## SOURCE RECORDS

>>

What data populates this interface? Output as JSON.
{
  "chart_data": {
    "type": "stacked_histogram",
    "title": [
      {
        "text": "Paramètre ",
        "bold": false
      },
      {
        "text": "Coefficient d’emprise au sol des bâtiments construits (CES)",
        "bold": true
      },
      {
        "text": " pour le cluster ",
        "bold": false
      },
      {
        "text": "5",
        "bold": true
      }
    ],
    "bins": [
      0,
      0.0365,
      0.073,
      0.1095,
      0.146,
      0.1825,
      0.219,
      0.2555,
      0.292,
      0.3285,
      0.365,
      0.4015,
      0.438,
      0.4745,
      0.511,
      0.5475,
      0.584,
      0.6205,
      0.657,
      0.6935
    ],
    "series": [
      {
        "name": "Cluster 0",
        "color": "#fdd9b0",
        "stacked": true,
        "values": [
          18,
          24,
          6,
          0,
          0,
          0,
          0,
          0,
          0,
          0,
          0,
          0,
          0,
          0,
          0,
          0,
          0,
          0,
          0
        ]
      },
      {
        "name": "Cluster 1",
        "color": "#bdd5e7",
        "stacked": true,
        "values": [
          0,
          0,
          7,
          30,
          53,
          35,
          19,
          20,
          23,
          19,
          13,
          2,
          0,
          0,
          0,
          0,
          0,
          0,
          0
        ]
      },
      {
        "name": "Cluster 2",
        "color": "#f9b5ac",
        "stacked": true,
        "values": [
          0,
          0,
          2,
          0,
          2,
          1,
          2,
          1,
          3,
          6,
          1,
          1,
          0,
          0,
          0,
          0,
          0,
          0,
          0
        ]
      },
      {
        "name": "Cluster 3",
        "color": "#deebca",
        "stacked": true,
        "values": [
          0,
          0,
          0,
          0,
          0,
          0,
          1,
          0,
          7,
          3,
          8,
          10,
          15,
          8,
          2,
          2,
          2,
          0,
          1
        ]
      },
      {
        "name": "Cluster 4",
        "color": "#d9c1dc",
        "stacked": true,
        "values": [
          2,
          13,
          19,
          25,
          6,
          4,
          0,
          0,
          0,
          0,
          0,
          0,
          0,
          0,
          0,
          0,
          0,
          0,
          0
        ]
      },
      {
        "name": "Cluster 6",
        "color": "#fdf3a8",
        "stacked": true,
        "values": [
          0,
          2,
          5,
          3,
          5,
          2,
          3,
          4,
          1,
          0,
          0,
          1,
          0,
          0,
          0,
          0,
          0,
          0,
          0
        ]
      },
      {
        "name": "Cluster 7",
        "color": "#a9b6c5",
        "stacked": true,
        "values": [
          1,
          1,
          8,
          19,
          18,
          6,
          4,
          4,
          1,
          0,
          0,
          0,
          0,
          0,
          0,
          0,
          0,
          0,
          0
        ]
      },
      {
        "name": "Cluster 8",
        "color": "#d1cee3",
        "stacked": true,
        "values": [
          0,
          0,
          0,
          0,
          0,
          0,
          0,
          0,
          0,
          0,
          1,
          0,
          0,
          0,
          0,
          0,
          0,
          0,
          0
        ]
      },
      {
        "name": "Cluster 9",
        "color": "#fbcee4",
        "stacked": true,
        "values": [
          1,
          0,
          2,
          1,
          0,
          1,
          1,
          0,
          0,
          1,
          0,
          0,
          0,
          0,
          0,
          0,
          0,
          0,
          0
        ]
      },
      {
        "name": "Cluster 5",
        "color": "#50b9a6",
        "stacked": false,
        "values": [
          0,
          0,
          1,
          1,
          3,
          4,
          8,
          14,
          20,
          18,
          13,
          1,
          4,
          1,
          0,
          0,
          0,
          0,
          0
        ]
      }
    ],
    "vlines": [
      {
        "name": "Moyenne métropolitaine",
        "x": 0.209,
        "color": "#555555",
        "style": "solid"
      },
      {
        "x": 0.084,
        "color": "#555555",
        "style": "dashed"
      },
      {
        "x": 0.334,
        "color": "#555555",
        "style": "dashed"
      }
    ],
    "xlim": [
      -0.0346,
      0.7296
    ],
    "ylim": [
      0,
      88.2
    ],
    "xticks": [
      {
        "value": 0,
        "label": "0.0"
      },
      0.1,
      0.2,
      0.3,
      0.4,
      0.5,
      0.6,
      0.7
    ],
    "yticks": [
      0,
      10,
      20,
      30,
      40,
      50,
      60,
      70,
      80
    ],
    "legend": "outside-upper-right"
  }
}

<<

## WHAT IS ASKED
Every entry must be quoted exactly as it appears above.

## WRITTEN RESPONSE
What data populates this interface? Output as JSON.
{
  "chart_data": {
    "type": "stacked_histogram",
    "title": [
      {
        "text": "Paramètre ",
        "bold": false
      },
      {
        "text": "Coefficient d’emprise au sol des bâtiments construits (CES)",
        "bold": true
      },
      {
        "text": " pour le cluster ",
        "bold": false
      },
      {
        "text": "5",
        "bold": true
      }
    ],
    "bins": [
      0,
      0.0365,
      0.073,
      0.1095,
      0.146,
      0.1825,
      0.219,
      0.2555,
      0.292,
      0.3285,
      0.365,
      0.4015,
      0.438,
      0.4745,
      0.511,
      0.5475,
      0.584,
      0.6205,
      0.657,
      0.6935
    ],
    "series": [
      {
        "name": "Cluster 0",
        "color": "#fdd9b0",
        "stacked": true,
        "values": [
          18,
          24,
          6,
          0,
          0,
          0,
          0,
          0,
          0,
          0,
          0,
          0,
          0,
          0,
          0,
          0,
          0,
          0,
          0
        ]
      },
      {
        "name": "Cluster 1",
        "color": "#bdd5e7",
        "stacked": true,
        "values": [
          0,
          0,
          7,
          30,
          53,
          35,
          19,
          20,
          23,
          19,
          13,
          2,
          0,
          0,
          0,
          0,
          0,
          0,
          0
        ]
      },
      {
        "name": "Cluster 2",
        "color": "#f9b5ac",
        "stacked": true,
        "values": [
          0,
          0,
          2,
          0,
          2,
          1,
          2,
          1,
          3,
          6,
          1,
          1,
          0,
          0,
          0,
          0,
          0,
          0,
          0
        ]
      },
      {
        "name": "Cluster 3",
        "color": "#deebca",
        "stacked": true,
        "values": [
          0,
          0,
          0,
          0,
          0,
          0,
          1,
          0,
          7,
          3,
          8,
          10,
          15,
          8,
          2,
          2,
          2,
          0,
          1
        ]
      },
      {
        "name": "Cluster 4",
        "color": "#d9c1dc",
        "stacked": true,
        "values": [
          2,
          13,
          19,
          25,
          6,
          4,
          0,
          0,
          0,
          0,
          0,
          0,
          0,
          0,
          0,
          0,
          0,
          0,
          0
        ]
      },
      {
        "name": "Cluster 6",
        "color": "#fdf3a8",
        "stacked": true,
        "values": [
          0,
          2,
          5,
          3,
          5,
          2,
          3,
          4,
          1,
          0,
          0,
          1,
          0,
          0,
          0,
          0,
          0,
          0,
          0
        ]
      },
      {
        "name": "Cluster 7",
        "color": "#a9b6c5",
        "stacked": true,
        "values": [
          1,
          1,
          8,
          19,
          18,
          6,
          4,
          4,
          1,
          0,
          0,
          0,
          0,
          0,
          0,
          0,
          0,
          0,
          0
        ]
      },
      {
        "name": "Cluster 8",
        "color": "#d1cee3",
        "stacked": true,
        "values": [
          0,
          0,
          0,
          0,
          0,
          0,
          0,
          0,
          0,
          0,
          1,
          0,
          0,
          0,
          0,
          0,
          0,
          0,
          0
        ]
      },
      {
        "name": "Cluster 9",
        "color": "#fbcee4",
        "stacked": true,
        "values": [
          1,
          0,
          2,
          1,
          0,
          1,
          1,
          0,
          0,
          1,
          0,
          0,
          0,
          0,
          0,
          0,
          0,
          0,
          0
        ]
      },
      {
        "name": "Cluster 5",
        "color": "#50b9a6",
        "stacked": false,
        "values": [
          0,
          0,
          1,
          1,
          3,
          4,
          8,
          14,
          20,
          18,
          13,
          1,
          4,
          1,
          0,
          0,
          0,
          0,
          0
        ]
      }
    ],
    "vlines": [
      {
        "name": "Moyenne métropolitaine",
        "x": 0.209,
        "color": "#555555",
        "style": "solid"
      },
      {
        "x": 0.084,
        "color": "#555555",
        "style": "dashed"
      },
      {
        "x": 0.334,
        "color": "#555555",
        "style": "dashed"
      }
    ],
    "xlim": [
      -0.0346,
      0.7296
    ],
    "ylim": [
      0,
      88.2
    ],
    "xticks": [
      {
        "value": 0,
        "label": "0.0"
      },
      0.1,
      0.2,
      0.3,
      0.4,
      0.5,
      0.6,
      0.7
    ],
    "yticks": [
      0,
      10,
      20,
      30,
      40,
      50,
      60,
      70,
      80
    ],
    "legend": "outside-upper-right"
  }
}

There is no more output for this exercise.